* [Aim] In all the records below, swap every "svg-text" for "text-label" and reproduce them with nothing else changed.

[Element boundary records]
■ ■ ■ ■ ■
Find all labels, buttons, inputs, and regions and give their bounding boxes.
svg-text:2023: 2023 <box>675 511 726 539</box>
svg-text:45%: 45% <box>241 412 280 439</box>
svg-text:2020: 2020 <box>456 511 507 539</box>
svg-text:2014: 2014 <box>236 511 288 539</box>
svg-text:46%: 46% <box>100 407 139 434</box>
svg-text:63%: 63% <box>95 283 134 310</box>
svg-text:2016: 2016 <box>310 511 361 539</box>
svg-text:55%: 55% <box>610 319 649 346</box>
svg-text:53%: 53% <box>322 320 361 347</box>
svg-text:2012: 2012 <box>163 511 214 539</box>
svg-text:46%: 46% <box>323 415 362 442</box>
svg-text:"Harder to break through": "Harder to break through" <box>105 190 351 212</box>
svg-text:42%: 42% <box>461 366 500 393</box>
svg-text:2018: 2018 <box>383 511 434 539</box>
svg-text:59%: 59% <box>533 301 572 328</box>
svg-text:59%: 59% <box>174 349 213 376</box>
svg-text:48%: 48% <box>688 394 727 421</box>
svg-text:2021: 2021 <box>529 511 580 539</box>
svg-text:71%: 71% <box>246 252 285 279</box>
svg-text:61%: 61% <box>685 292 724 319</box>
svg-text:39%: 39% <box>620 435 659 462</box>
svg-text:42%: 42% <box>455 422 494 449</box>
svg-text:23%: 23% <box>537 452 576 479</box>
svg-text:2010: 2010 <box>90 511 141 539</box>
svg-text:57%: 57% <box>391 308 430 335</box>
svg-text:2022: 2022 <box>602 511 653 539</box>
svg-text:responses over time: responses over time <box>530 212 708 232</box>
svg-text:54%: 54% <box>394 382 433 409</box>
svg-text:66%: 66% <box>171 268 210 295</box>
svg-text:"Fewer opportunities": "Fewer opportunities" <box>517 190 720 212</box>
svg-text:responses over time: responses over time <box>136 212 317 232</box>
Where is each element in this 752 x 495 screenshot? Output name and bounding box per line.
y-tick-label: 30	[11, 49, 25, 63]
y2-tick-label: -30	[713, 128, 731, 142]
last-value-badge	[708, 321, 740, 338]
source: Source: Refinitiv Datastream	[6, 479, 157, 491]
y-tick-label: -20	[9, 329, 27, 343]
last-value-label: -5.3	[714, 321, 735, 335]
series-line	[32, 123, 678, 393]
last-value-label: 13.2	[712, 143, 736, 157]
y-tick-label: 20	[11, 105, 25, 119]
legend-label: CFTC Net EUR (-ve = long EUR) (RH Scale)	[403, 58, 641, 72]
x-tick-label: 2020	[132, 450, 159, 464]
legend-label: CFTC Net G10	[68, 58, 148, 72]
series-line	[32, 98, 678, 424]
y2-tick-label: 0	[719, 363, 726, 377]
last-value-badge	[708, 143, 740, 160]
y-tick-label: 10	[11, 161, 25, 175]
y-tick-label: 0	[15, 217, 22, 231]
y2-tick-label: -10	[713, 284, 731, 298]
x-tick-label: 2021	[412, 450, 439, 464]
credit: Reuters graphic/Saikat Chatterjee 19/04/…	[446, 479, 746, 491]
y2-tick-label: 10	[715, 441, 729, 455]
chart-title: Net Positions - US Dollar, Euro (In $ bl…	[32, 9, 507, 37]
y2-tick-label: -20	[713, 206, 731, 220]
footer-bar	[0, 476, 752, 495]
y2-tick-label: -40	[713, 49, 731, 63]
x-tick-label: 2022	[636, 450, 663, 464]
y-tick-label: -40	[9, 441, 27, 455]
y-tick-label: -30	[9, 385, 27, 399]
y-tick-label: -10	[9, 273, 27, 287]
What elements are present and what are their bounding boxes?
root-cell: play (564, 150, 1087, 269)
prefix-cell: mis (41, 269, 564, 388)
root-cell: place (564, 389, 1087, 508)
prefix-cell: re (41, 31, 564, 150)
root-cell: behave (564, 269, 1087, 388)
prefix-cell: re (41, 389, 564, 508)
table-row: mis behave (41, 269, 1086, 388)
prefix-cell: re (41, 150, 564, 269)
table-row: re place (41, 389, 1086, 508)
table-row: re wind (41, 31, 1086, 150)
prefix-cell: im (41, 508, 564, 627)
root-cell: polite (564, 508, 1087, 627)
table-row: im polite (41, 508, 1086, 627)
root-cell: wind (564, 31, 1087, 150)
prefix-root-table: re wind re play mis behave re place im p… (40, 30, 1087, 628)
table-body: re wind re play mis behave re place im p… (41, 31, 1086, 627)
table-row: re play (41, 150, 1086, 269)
■ ■ ■ ■ ■
* [Response to the exercise]
Find all labels, buttons, inputs, and regions and give their bounding boxes.
text-label:2023: 2023 <box>675 511 726 539</box>
text-label:45%: 45% <box>241 412 280 439</box>
text-label:2020: 2020 <box>456 511 507 539</box>
text-label:2014: 2014 <box>236 511 288 539</box>
text-label:46%: 46% <box>100 407 139 434</box>
text-label:63%: 63% <box>95 283 134 310</box>
text-label:2016: 2016 <box>310 511 361 539</box>
text-label:55%: 55% <box>610 319 649 346</box>
text-label:53%: 53% <box>322 320 361 347</box>
text-label:2012: 2012 <box>163 511 214 539</box>
text-label:46%: 46% <box>323 415 362 442</box>
text-label:"Harder to break through": "Harder to break through" <box>105 190 351 212</box>
text-label:42%: 42% <box>461 366 500 393</box>
text-label:2018: 2018 <box>383 511 434 539</box>
text-label:59%: 59% <box>533 301 572 328</box>
text-label:59%: 59% <box>174 349 213 376</box>
text-label:48%: 48% <box>688 394 727 421</box>
text-label:2021: 2021 <box>529 511 580 539</box>
text-label:71%: 71% <box>246 252 285 279</box>
text-label:61%: 61% <box>685 292 724 319</box>
text-label:39%: 39% <box>620 435 659 462</box>
text-label:42%: 42% <box>455 422 494 449</box>
text-label:23%: 23% <box>537 452 576 479</box>
text-label:2010: 2010 <box>90 511 141 539</box>
text-label:57%: 57% <box>391 308 430 335</box>
text-label:2022: 2022 <box>602 511 653 539</box>
text-label:responses over time: responses over time <box>530 212 708 232</box>
text-label:54%: 54% <box>394 382 433 409</box>
text-label:66%: 66% <box>171 268 210 295</box>
text-label:"Fewer opportunities": "Fewer opportunities" <box>517 190 720 212</box>
text-label:responses over time: responses over time <box>136 212 317 232</box>
Where is each element in this 752 x 495 screenshot? Output name and bounding box per line.
y-tick-label: 30	[11, 49, 25, 63]
y2-tick-label: -30	[713, 128, 731, 142]
last-value-badge	[708, 321, 740, 338]
source: Source: Refinitiv Datastream	[6, 479, 157, 491]
y-tick-label: -20	[9, 329, 27, 343]
last-value-label: -5.3	[714, 321, 735, 335]
series-line	[32, 123, 678, 393]
last-value-label: 13.2	[712, 143, 736, 157]
y-tick-label: 20	[11, 105, 25, 119]
legend-label: CFTC Net EUR (-ve = long EUR) (RH Scale)	[403, 58, 641, 72]
x-tick-label: 2020	[132, 450, 159, 464]
legend-label: CFTC Net G10	[68, 58, 148, 72]
series-line	[32, 98, 678, 424]
y2-tick-label: 0	[719, 363, 726, 377]
last-value-badge	[708, 143, 740, 160]
y-tick-label: 10	[11, 161, 25, 175]
y-tick-label: 0	[15, 217, 22, 231]
y2-tick-label: -10	[713, 284, 731, 298]
x-tick-label: 2021	[412, 450, 439, 464]
credit: Reuters graphic/Saikat Chatterjee 19/04/…	[446, 479, 746, 491]
y2-tick-label: 10	[715, 441, 729, 455]
chart-title: Net Positions - US Dollar, Euro (In $ bl…	[32, 9, 507, 37]
y2-tick-label: -20	[713, 206, 731, 220]
footer-bar	[0, 476, 752, 495]
y2-tick-label: -40	[713, 49, 731, 63]
x-tick-label: 2022	[636, 450, 663, 464]
y-tick-label: -40	[9, 441, 27, 455]
y-tick-label: -30	[9, 385, 27, 399]
y-tick-label: -10	[9, 273, 27, 287]
What elements are present and what are their bounding boxes?
root-cell: play (564, 150, 1087, 269)
prefix-cell: mis (41, 269, 564, 388)
root-cell: place (564, 389, 1087, 508)
prefix-cell: re (41, 31, 564, 150)
root-cell: behave (564, 269, 1087, 388)
prefix-cell: re (41, 389, 564, 508)
table-row: mis behave (41, 269, 1086, 388)
prefix-cell: re (41, 150, 564, 269)
table-row: re place (41, 389, 1086, 508)
table-row: re wind (41, 31, 1086, 150)
prefix-cell: im (41, 508, 564, 627)
root-cell: polite (564, 508, 1087, 627)
table-row: im polite (41, 508, 1086, 627)
root-cell: wind (564, 31, 1087, 150)
prefix-root-table: re wind re play mis behave re place im p… (40, 30, 1087, 628)
table-body: re wind re play mis behave re place im p… (41, 31, 1086, 627)
table-row: re play (41, 150, 1086, 269)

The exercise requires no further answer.